§ **Challenge**: Any pictures in the records below should be skipped; write out everything else exactly.
— START OF Excerpted data —
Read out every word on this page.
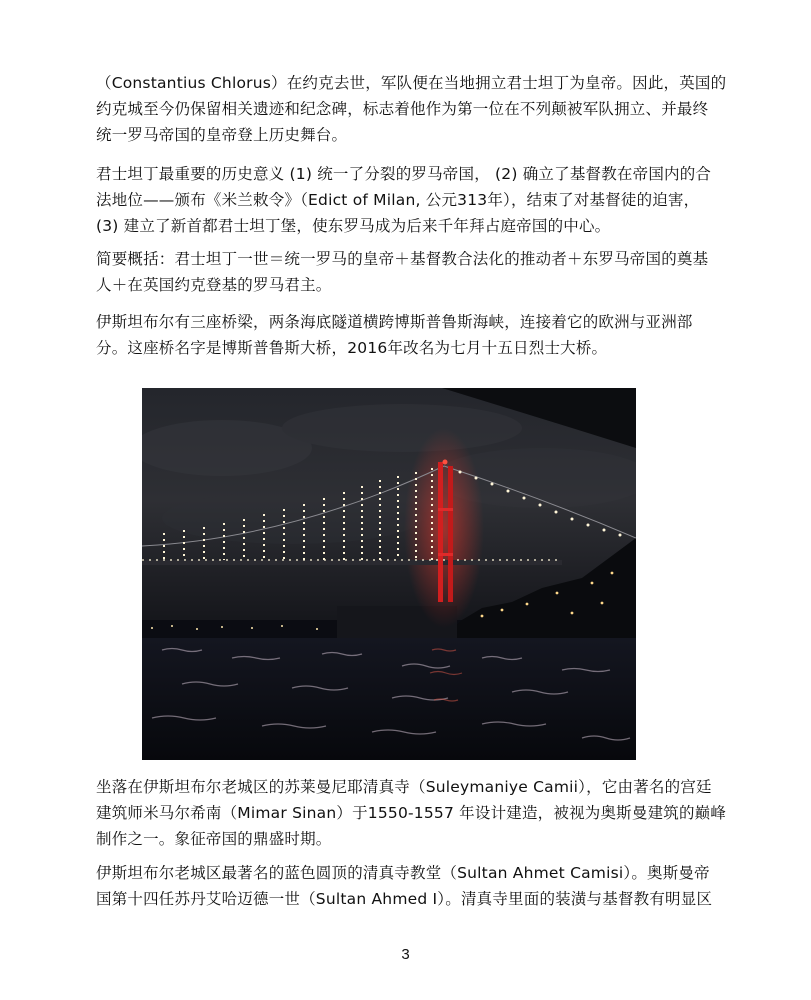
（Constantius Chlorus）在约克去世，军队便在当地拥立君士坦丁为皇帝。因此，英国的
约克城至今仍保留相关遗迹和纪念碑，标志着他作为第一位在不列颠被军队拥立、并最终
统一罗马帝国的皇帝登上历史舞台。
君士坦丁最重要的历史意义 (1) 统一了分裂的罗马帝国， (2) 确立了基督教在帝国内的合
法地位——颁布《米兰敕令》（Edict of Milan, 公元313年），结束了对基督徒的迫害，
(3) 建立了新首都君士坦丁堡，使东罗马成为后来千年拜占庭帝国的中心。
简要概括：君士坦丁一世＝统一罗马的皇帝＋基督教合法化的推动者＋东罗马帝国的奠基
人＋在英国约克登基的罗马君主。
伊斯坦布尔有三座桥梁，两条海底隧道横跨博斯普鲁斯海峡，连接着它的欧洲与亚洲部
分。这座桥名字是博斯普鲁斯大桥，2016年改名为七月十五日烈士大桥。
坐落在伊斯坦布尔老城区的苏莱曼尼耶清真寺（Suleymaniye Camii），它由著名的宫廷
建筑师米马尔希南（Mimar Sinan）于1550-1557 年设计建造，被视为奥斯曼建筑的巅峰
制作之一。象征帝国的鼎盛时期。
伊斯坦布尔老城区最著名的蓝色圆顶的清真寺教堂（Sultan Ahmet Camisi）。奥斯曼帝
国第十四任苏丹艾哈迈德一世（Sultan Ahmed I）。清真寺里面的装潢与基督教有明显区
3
— END OF Excerpted data —
§ **Solution to this exercise**:
Read out every word on this page.
（Constantius Chlorus）在约克去世，军队便在当地拥立君士坦丁为皇帝。因此，英国的
约克城至今仍保留相关遗迹和纪念碑，标志着他作为第一位在不列颠被军队拥立、并最终
统一罗马帝国的皇帝登上历史舞台。
君士坦丁最重要的历史意义 (1) 统一了分裂的罗马帝国， (2) 确立了基督教在帝国内的合
法地位——颁布《米兰敕令》（Edict of Milan, 公元313年），结束了对基督徒的迫害，
(3) 建立了新首都君士坦丁堡，使东罗马成为后来千年拜占庭帝国的中心。
简要概括：君士坦丁一世＝统一罗马的皇帝＋基督教合法化的推动者＋东罗马帝国的奠基
人＋在英国约克登基的罗马君主。
伊斯坦布尔有三座桥梁，两条海底隧道横跨博斯普鲁斯海峡，连接着它的欧洲与亚洲部
分。这座桥名字是博斯普鲁斯大桥，2016年改名为七月十五日烈士大桥。
坐落在伊斯坦布尔老城区的苏莱曼尼耶清真寺（Suleymaniye Camii），它由著名的宫廷
建筑师米马尔希南（Mimar Sinan）于1550-1557 年设计建造，被视为奥斯曼建筑的巅峰
制作之一。象征帝国的鼎盛时期。
伊斯坦布尔老城区最著名的蓝色圆顶的清真寺教堂（Sultan Ahmet Camisi）。奥斯曼帝
国第十四任苏丹艾哈迈德一世（Sultan Ahmed I）。清真寺里面的装潢与基督教有明显区
3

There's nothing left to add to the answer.